Written request:
From the records below, extract all the text exactly and leave the images behind.

Information supplied:
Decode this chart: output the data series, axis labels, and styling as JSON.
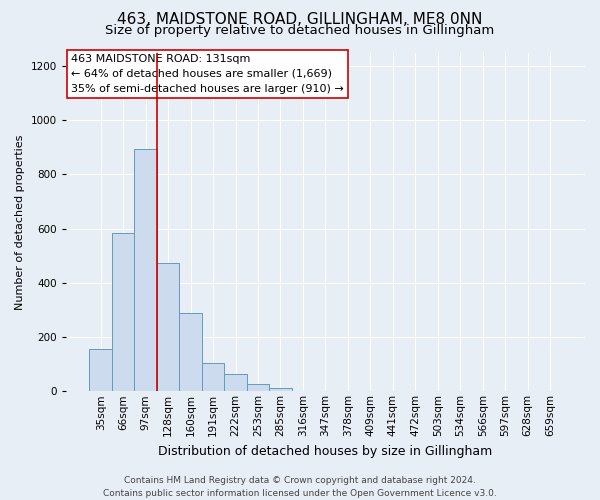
{
  "title": "463, MAIDSTONE ROAD, GILLINGHAM, ME8 0NN",
  "subtitle": "Size of property relative to detached houses in Gillingham",
  "xlabel": "Distribution of detached houses by size in Gillingham",
  "ylabel": "Number of detached properties",
  "bar_labels": [
    "35sqm",
    "66sqm",
    "97sqm",
    "128sqm",
    "160sqm",
    "191sqm",
    "222sqm",
    "253sqm",
    "285sqm",
    "316sqm",
    "347sqm",
    "378sqm",
    "409sqm",
    "441sqm",
    "472sqm",
    "503sqm",
    "534sqm",
    "566sqm",
    "597sqm",
    "628sqm",
    "659sqm"
  ],
  "bar_values": [
    155,
    583,
    893,
    472,
    290,
    105,
    65,
    28,
    12,
    0,
    0,
    0,
    0,
    0,
    0,
    0,
    0,
    0,
    0,
    0,
    0
  ],
  "bar_color": "#ccdcee",
  "bar_edge_color": "#6699bb",
  "vline_idx": 3,
  "vline_color": "#cc0000",
  "annotation_title": "463 MAIDSTONE ROAD: 131sqm",
  "annotation_line1": "← 64% of detached houses are smaller (1,669)",
  "annotation_line2": "35% of semi-detached houses are larger (910) →",
  "annotation_box_facecolor": "#ffffff",
  "annotation_box_edgecolor": "#cc0000",
  "ylim": [
    0,
    1250
  ],
  "yticks": [
    0,
    200,
    400,
    600,
    800,
    1000,
    1200
  ],
  "background_color": "#e8eef5",
  "grid_color": "#ffffff",
  "footer_line1": "Contains HM Land Registry data © Crown copyright and database right 2024.",
  "footer_line2": "Contains public sector information licensed under the Open Government Licence v3.0.",
  "title_fontsize": 11,
  "subtitle_fontsize": 9.5,
  "xlabel_fontsize": 9,
  "ylabel_fontsize": 8,
  "tick_fontsize": 7.5,
  "annotation_fontsize": 8,
  "footer_fontsize": 6.5
}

Reply to the exercise:
Decode this chart: output the data series, axis labels, and styling as JSON.
{
  "title": "463, MAIDSTONE ROAD, GILLINGHAM, ME8 0NN",
  "subtitle": "Size of property relative to detached houses in Gillingham",
  "xlabel": "Distribution of detached houses by size in Gillingham",
  "ylabel": "Number of detached properties",
  "bar_labels": [
    "35sqm",
    "66sqm",
    "97sqm",
    "128sqm",
    "160sqm",
    "191sqm",
    "222sqm",
    "253sqm",
    "285sqm",
    "316sqm",
    "347sqm",
    "378sqm",
    "409sqm",
    "441sqm",
    "472sqm",
    "503sqm",
    "534sqm",
    "566sqm",
    "597sqm",
    "628sqm",
    "659sqm"
  ],
  "bar_values": [
    155,
    583,
    893,
    472,
    290,
    105,
    65,
    28,
    12,
    0,
    0,
    0,
    0,
    0,
    0,
    0,
    0,
    0,
    0,
    0,
    0
  ],
  "bar_color": "#ccdcee",
  "bar_edge_color": "#6699bb",
  "vline_idx": 3,
  "vline_color": "#cc0000",
  "annotation_title": "463 MAIDSTONE ROAD: 131sqm",
  "annotation_line1": "← 64% of detached houses are smaller (1,669)",
  "annotation_line2": "35% of semi-detached houses are larger (910) →",
  "annotation_box_facecolor": "#ffffff",
  "annotation_box_edgecolor": "#cc0000",
  "ylim": [
    0,
    1250
  ],
  "yticks": [
    0,
    200,
    400,
    600,
    800,
    1000,
    1200
  ],
  "background_color": "#e8eef5",
  "grid_color": "#ffffff",
  "footer_line1": "Contains HM Land Registry data © Crown copyright and database right 2024.",
  "footer_line2": "Contains public sector information licensed under the Open Government Licence v3.0.",
  "title_fontsize": 11,
  "subtitle_fontsize": 9.5,
  "xlabel_fontsize": 9,
  "ylabel_fontsize": 8,
  "tick_fontsize": 7.5,
  "annotation_fontsize": 8,
  "footer_fontsize": 6.5
}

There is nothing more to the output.